## THE EXERCISE
Locate each line holding the string "hand" and copy it.

▽

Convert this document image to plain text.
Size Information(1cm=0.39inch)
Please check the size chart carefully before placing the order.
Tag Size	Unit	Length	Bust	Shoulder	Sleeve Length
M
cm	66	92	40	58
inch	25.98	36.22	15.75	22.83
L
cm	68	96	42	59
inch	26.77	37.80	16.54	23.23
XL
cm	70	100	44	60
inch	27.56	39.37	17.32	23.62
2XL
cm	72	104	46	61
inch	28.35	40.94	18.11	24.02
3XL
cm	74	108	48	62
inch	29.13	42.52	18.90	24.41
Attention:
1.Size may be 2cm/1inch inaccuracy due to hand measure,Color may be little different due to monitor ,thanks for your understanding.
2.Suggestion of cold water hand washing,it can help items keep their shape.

△

## RESPONSE TO THIS TASK
1.Size may be 2cm/1inch inaccuracy due to hand measure,Color may be little different due to monitor ,thanks for your understanding.
2.Suggestion of cold water hand washing,it can help items keep their shape.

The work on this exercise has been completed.